Write out each line beneath this one exactly as it reads.

[Start RECORDS PROVIDED]

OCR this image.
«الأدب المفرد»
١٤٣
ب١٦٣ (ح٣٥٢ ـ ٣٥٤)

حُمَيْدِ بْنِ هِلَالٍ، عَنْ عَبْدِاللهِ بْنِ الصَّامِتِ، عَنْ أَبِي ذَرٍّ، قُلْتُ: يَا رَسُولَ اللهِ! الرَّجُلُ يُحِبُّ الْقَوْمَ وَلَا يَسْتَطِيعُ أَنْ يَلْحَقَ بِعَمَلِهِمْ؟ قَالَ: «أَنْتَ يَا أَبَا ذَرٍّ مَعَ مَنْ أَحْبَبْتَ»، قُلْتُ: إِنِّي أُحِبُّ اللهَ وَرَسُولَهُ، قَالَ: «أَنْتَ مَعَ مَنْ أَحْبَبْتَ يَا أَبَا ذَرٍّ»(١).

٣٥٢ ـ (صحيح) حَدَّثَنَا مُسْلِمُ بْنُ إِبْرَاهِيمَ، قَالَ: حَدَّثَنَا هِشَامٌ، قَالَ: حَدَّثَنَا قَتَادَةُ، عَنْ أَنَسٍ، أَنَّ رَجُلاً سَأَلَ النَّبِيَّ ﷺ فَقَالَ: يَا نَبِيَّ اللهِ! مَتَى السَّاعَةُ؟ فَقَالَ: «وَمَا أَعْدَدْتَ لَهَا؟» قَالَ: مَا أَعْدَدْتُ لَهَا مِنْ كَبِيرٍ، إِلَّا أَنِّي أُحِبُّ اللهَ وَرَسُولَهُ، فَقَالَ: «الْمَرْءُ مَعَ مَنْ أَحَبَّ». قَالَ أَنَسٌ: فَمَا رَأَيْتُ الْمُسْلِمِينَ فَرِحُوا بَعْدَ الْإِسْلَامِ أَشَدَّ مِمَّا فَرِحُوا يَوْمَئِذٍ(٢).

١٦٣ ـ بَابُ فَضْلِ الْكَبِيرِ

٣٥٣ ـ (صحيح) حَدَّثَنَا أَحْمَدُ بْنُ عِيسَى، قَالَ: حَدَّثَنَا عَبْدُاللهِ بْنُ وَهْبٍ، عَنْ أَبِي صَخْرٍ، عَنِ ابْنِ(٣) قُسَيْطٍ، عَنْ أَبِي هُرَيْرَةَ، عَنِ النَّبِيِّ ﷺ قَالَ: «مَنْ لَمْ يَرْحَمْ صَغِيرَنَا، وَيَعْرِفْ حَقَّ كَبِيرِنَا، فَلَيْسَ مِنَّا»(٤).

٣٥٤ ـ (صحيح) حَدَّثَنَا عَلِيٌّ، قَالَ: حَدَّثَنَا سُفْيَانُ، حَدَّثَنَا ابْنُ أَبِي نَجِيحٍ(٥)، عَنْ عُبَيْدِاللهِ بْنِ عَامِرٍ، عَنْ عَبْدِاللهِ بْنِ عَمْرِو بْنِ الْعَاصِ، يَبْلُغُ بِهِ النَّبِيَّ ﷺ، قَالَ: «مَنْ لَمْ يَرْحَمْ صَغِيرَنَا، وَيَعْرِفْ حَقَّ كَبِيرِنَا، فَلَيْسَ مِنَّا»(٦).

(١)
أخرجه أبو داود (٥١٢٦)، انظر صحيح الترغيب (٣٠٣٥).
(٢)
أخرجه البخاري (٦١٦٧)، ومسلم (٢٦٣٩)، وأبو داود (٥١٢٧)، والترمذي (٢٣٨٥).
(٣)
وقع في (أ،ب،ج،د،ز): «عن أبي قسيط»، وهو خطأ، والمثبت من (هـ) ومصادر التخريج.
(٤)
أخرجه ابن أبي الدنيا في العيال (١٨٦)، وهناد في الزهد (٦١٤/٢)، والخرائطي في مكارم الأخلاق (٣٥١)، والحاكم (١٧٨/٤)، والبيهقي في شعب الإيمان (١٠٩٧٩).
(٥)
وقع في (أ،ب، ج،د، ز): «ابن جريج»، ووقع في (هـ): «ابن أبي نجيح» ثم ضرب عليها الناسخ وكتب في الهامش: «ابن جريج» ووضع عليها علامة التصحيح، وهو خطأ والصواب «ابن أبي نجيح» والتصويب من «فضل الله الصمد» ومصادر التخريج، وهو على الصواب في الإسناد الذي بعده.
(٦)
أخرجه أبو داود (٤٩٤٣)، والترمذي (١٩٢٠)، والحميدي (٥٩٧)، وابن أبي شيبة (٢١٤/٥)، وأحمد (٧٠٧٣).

[End RECORDS PROVIDED]

▶ RESPONSE TO THE TASK
OCR this image.
«الأدب المفرد»
١٤٣
ب١٦٣ (ح٣٥٢ ـ ٣٥٤)

حُمَيْدِ بْنِ هِلَالٍ، عَنْ عَبْدِاللهِ بْنِ الصَّامِتِ، عَنْ أَبِي ذَرٍّ، قُلْتُ: يَا رَسُولَ اللهِ! الرَّجُلُ يُحِبُّ الْقَوْمَ وَلَا يَسْتَطِيعُ أَنْ يَلْحَقَ بِعَمَلِهِمْ؟ قَالَ: «أَنْتَ يَا أَبَا ذَرٍّ مَعَ مَنْ أَحْبَبْتَ»، قُلْتُ: إِنِّي أُحِبُّ اللهَ وَرَسُولَهُ، قَالَ: «أَنْتَ مَعَ مَنْ أَحْبَبْتَ يَا أَبَا ذَرٍّ»(١).

٣٥٢ ـ (صحيح) حَدَّثَنَا مُسْلِمُ بْنُ إِبْرَاهِيمَ، قَالَ: حَدَّثَنَا هِشَامٌ، قَالَ: حَدَّثَنَا قَتَادَةُ، عَنْ أَنَسٍ، أَنَّ رَجُلاً سَأَلَ النَّبِيَّ ﷺ فَقَالَ: يَا نَبِيَّ اللهِ! مَتَى السَّاعَةُ؟ فَقَالَ: «وَمَا أَعْدَدْتَ لَهَا؟» قَالَ: مَا أَعْدَدْتُ لَهَا مِنْ كَبِيرٍ، إِلَّا أَنِّي أُحِبُّ اللهَ وَرَسُولَهُ، فَقَالَ: «الْمَرْءُ مَعَ مَنْ أَحَبَّ». قَالَ أَنَسٌ: فَمَا رَأَيْتُ الْمُسْلِمِينَ فَرِحُوا بَعْدَ الْإِسْلَامِ أَشَدَّ مِمَّا فَرِحُوا يَوْمَئِذٍ(٢).

١٦٣ ـ بَابُ فَضْلِ الْكَبِيرِ

٣٥٣ ـ (صحيح) حَدَّثَنَا أَحْمَدُ بْنُ عِيسَى، قَالَ: حَدَّثَنَا عَبْدُاللهِ بْنُ وَهْبٍ، عَنْ أَبِي صَخْرٍ، عَنِ ابْنِ(٣) قُسَيْطٍ، عَنْ أَبِي هُرَيْرَةَ، عَنِ النَّبِيِّ ﷺ قَالَ: «مَنْ لَمْ يَرْحَمْ صَغِيرَنَا، وَيَعْرِفْ حَقَّ كَبِيرِنَا، فَلَيْسَ مِنَّا»(٤).

٣٥٤ ـ (صحيح) حَدَّثَنَا عَلِيٌّ، قَالَ: حَدَّثَنَا سُفْيَانُ، حَدَّثَنَا ابْنُ أَبِي نَجِيحٍ(٥)، عَنْ عُبَيْدِاللهِ بْنِ عَامِرٍ، عَنْ عَبْدِاللهِ بْنِ عَمْرِو بْنِ الْعَاصِ، يَبْلُغُ بِهِ النَّبِيَّ ﷺ، قَالَ: «مَنْ لَمْ يَرْحَمْ صَغِيرَنَا، وَيَعْرِفْ حَقَّ كَبِيرِنَا، فَلَيْسَ مِنَّا»(٦).

(١)
أخرجه أبو داود (٥١٢٦)، انظر صحيح الترغيب (٣٠٣٥).
(٢)
أخرجه البخاري (٦١٦٧)، ومسلم (٢٦٣٩)، وأبو داود (٥١٢٧)، والترمذي (٢٣٨٥).
(٣)
وقع في (أ،ب،ج،د،ز): «عن أبي قسيط»، وهو خطأ، والمثبت من (هـ) ومصادر التخريج.
(٤)
أخرجه ابن أبي الدنيا في العيال (١٨٦)، وهناد في الزهد (٦١٤/٢)، والخرائطي في مكارم الأخلاق (٣٥١)، والحاكم (١٧٨/٤)، والبيهقي في شعب الإيمان (١٠٩٧٩).
(٥)
وقع في (أ،ب، ج،د، ز): «ابن جريج»، ووقع في (هـ): «ابن أبي نجيح» ثم ضرب عليها الناسخ وكتب في الهامش: «ابن جريج» ووضع عليها علامة التصحيح، وهو خطأ والصواب «ابن أبي نجيح» والتصويب من «فضل الله الصمد» ومصادر التخريج، وهو على الصواب في الإسناد الذي بعده.
(٦)
أخرجه أبو داود (٤٩٤٣)، والترمذي (١٩٢٠)، والحميدي (٥٩٧)، وابن أبي شيبة (٢١٤/٥)، وأحمد (٧٠٧٣).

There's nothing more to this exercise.